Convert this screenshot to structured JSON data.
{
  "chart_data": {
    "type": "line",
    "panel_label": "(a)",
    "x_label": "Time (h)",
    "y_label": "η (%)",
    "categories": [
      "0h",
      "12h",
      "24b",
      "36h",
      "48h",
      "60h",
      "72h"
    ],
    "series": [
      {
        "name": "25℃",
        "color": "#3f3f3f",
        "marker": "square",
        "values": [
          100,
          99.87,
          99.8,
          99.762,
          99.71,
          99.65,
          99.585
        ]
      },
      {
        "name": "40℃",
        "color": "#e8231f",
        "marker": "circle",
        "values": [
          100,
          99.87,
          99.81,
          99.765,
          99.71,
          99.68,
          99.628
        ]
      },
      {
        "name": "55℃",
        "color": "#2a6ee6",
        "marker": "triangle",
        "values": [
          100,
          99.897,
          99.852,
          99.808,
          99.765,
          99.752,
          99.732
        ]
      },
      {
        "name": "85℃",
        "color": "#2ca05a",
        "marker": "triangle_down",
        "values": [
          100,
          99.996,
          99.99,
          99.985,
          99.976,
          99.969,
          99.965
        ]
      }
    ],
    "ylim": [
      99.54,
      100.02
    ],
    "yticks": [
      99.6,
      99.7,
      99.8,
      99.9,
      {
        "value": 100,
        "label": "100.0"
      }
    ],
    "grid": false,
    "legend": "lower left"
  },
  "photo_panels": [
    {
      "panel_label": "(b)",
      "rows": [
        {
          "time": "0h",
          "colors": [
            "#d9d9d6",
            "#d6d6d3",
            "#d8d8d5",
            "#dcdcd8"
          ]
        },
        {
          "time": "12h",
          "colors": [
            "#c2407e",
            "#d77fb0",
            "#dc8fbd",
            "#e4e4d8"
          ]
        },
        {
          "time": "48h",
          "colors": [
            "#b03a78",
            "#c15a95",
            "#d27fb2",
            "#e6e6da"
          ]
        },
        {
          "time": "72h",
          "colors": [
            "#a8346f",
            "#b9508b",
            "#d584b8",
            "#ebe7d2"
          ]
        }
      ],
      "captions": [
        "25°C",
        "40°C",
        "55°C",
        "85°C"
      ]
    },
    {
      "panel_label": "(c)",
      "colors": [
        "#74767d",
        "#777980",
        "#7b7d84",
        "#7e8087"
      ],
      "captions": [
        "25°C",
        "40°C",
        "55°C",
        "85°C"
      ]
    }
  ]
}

——————

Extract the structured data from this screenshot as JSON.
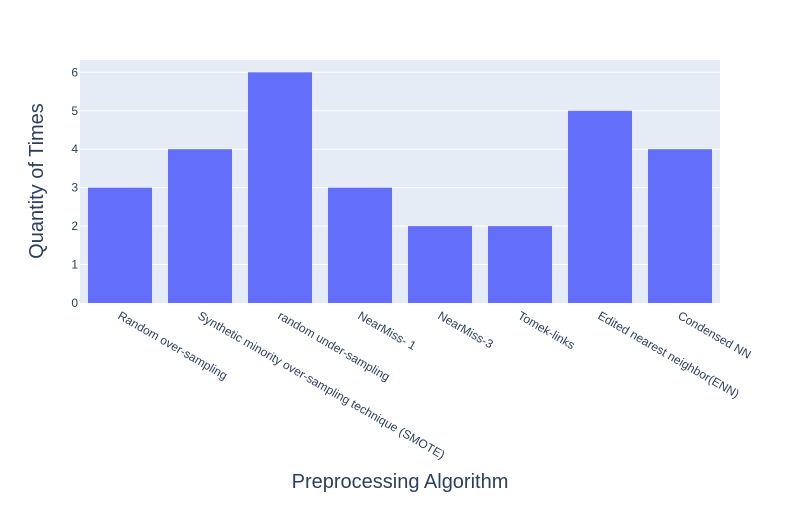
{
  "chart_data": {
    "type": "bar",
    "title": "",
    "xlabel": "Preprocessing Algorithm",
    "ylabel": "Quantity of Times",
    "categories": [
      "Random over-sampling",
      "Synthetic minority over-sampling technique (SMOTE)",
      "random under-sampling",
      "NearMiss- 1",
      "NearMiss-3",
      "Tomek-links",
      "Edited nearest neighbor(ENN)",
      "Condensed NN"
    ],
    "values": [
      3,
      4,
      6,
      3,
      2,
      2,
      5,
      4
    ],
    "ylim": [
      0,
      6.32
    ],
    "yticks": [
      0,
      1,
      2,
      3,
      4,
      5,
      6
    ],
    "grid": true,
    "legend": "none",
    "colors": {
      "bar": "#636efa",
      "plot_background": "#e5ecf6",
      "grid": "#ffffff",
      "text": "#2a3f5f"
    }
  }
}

——————

- Given exercise
Which lines hold the string "screenshot"? List them all.

- The result
Convert this screenshot to structured JSON data.
Extract the structured data from this screenshot as JSON.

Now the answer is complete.